ENTRIES PROVIDED:
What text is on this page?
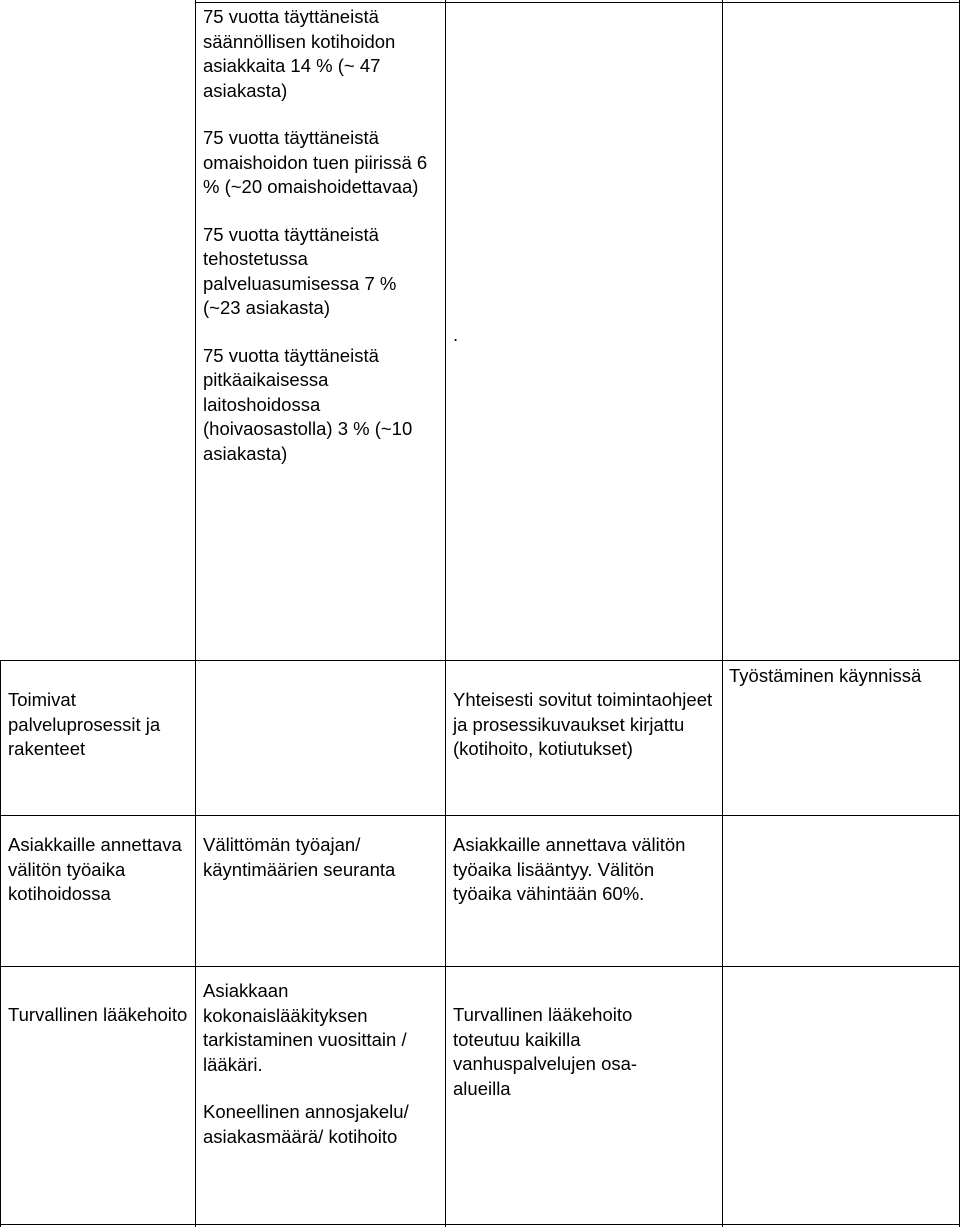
75 vuotta täyttäneistä säännöllisen kotihoidon asiakkaita 14 % (~ 47 asiakasta)

75 vuotta täyttäneistä omaishoidon tuen piirissä 6 % (~20 omaishoidettavaa)

75 vuotta täyttäneistä tehostetussa palveluasumisessa 7 % (~23 asiakasta)

75 vuotta täyttäneistä pitkäaikaisessa laitoshoidossa (hoivaosastolla) 3 % (~10 asiakasta)

.

Toimivat palveluprosessit ja rakenteet

Yhteisesti sovitut toimintaohjeet ja prosessikuvaukset kirjattu (kotihoito, kotiutukset)

Työstäminen käynnissä

Asiakkaille annettava välitön työaika kotihoidossa

Välittömän työajan/ käyntimäärien seuranta

Asiakkaille annettava välitön työaika lisääntyy. Välitön työaika vähintään 60%.

Turvallinen lääkehoito

Asiakkaan kokonaislääkityksen tarkistaminen vuosittain / lääkäri.

Koneellinen annosjakelu/ asiakasmäärä/ kotihoito

Turvallinen lääkehoito toteutuu kaikilla vanhuspalvelujen osa-alueilla
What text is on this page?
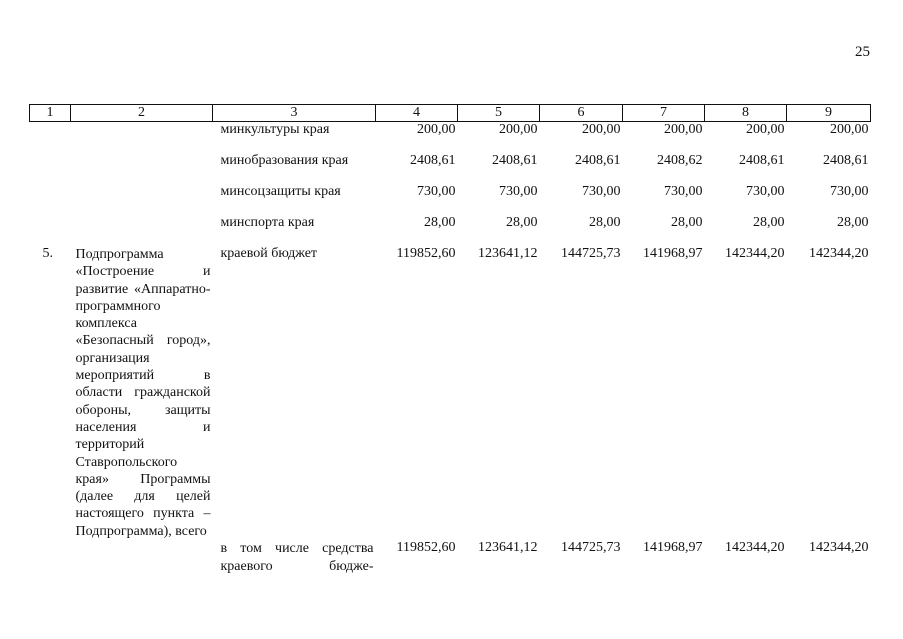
25
1	2	3	4	5	6	7	8	9
		минкультуры края	200,00	200,00	200,00	200,00	200,00	200,00
		минобразования края	2408,61	2408,61	2408,61	2408,62	2408,61	2408,61
		минсоцзащиты края	730,00	730,00	730,00	730,00	730,00	730,00
		минспорта края	28,00	28,00	28,00	28,00	28,00	28,00
5.	Подпрограмма «Построение и развитие «Аппаратно-программного комплекса «Безопасный город», организация мероприятий в области гражданской обороны, защиты населения и территорий Ставропольского края» Программы (далее для целей настоящего пункта – Подпрограмма), всего	краевой бюджет	119852,60	123641,12	144725,73	141968,97	142344,20	142344,20

		в том числе средства краевого бюдже-	119852,60	123641,12	144725,73	141968,97	142344,20	142344,20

WRITTEN REQUEST: Leave the pictures out, and transcribe each of the records exactly.

ANSWER BELOW:
What text is on this page?
75 vuotta täyttäneistä säännöllisen kotihoidon asiakkaita 14 % (~ 47 asiakasta)

75 vuotta täyttäneistä omaishoidon tuen piirissä 6 % (~20 omaishoidettavaa)

75 vuotta täyttäneistä tehostetussa palveluasumisessa 7 % (~23 asiakasta)

75 vuotta täyttäneistä pitkäaikaisessa laitoshoidossa (hoivaosastolla) 3 % (~10 asiakasta)

.

Toimivat palveluprosessit ja rakenteet

Yhteisesti sovitut toimintaohjeet ja prosessikuvaukset kirjattu (kotihoito, kotiutukset)

Työstäminen käynnissä

Asiakkaille annettava välitön työaika kotihoidossa

Välittömän työajan/ käyntimäärien seuranta

Asiakkaille annettava välitön työaika lisääntyy. Välitön työaika vähintään 60%.

Turvallinen lääkehoito

Asiakkaan kokonaislääkityksen tarkistaminen vuosittain / lääkäri.

Koneellinen annosjakelu/ asiakasmäärä/ kotihoito

Turvallinen lääkehoito toteutuu kaikilla vanhuspalvelujen osa-alueilla
What text is on this page?
25
1	2	3	4	5	6	7	8	9
		минкультуры края	200,00	200,00	200,00	200,00	200,00	200,00
		минобразования края	2408,61	2408,61	2408,61	2408,62	2408,61	2408,61
		минсоцзащиты края	730,00	730,00	730,00	730,00	730,00	730,00
		минспорта края	28,00	28,00	28,00	28,00	28,00	28,00
5.	Подпрограмма «Построение и развитие «Аппаратно-программного комплекса «Безопасный город», организация мероприятий в области гражданской обороны, защиты населения и территорий Ставропольского края» Программы (далее для целей настоящего пункта – Подпрограмма), всего	краевой бюджет	119852,60	123641,12	144725,73	141968,97	142344,20	142344,20

		в том числе средства краевого бюдже-	119852,60	123641,12	144725,73	141968,97	142344,20	142344,20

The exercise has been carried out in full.